To do —
Below are some entries. Output each one exactly as it appears.

Exercise input —
————

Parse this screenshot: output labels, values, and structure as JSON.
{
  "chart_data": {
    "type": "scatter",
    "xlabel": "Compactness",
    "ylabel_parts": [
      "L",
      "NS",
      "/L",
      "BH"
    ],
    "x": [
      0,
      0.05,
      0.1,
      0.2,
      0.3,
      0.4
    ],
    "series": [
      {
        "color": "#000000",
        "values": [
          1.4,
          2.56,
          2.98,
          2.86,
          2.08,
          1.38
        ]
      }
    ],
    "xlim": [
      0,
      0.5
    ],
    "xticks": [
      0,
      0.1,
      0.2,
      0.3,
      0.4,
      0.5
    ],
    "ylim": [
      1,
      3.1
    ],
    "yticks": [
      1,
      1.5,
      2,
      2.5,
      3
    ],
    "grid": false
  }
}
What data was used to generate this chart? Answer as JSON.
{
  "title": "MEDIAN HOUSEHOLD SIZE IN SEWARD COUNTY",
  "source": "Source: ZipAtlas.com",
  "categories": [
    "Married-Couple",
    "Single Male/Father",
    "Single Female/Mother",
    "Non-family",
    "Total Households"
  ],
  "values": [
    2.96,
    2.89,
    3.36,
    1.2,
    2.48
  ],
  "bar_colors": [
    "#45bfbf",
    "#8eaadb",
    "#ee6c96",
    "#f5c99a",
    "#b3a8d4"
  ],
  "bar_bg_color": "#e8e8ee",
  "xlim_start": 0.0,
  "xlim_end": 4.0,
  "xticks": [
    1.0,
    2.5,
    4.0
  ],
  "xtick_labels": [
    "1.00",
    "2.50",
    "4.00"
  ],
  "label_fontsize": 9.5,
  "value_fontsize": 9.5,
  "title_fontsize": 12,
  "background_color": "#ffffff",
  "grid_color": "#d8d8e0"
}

————

Result for this exercise —
Parse this screenshot: output labels, values, and structure as JSON.
{
  "chart_data": {
    "type": "scatter",
    "xlabel": "Compactness",
    "ylabel_parts": [
      "L",
      "NS",
      "/L",
      "BH"
    ],
    "x": [
      0,
      0.05,
      0.1,
      0.2,
      0.3,
      0.4
    ],
    "series": [
      {
        "color": "#000000",
        "values": [
          1.4,
          2.56,
          2.98,
          2.86,
          2.08,
          1.38
        ]
      }
    ],
    "xlim": [
      0,
      0.5
    ],
    "xticks": [
      0,
      0.1,
      0.2,
      0.3,
      0.4,
      0.5
    ],
    "ylim": [
      1,
      3.1
    ],
    "yticks": [
      1,
      1.5,
      2,
      2.5,
      3
    ],
    "grid": false
  }
}
What data was used to generate this chart? Answer as JSON.
{
  "title": "MEDIAN HOUSEHOLD SIZE IN SEWARD COUNTY",
  "source": "Source: ZipAtlas.com",
  "categories": [
    "Married-Couple",
    "Single Male/Father",
    "Single Female/Mother",
    "Non-family",
    "Total Households"
  ],
  "values": [
    2.96,
    2.89,
    3.36,
    1.2,
    2.48
  ],
  "bar_colors": [
    "#45bfbf",
    "#8eaadb",
    "#ee6c96",
    "#f5c99a",
    "#b3a8d4"
  ],
  "bar_bg_color": "#e8e8ee",
  "xlim_start": 0.0,
  "xlim_end": 4.0,
  "xticks": [
    1.0,
    2.5,
    4.0
  ],
  "xtick_labels": [
    "1.00",
    "2.50",
    "4.00"
  ],
  "label_fontsize": 9.5,
  "value_fontsize": 9.5,
  "title_fontsize": 12,
  "background_color": "#ffffff",
  "grid_color": "#d8d8e0"
}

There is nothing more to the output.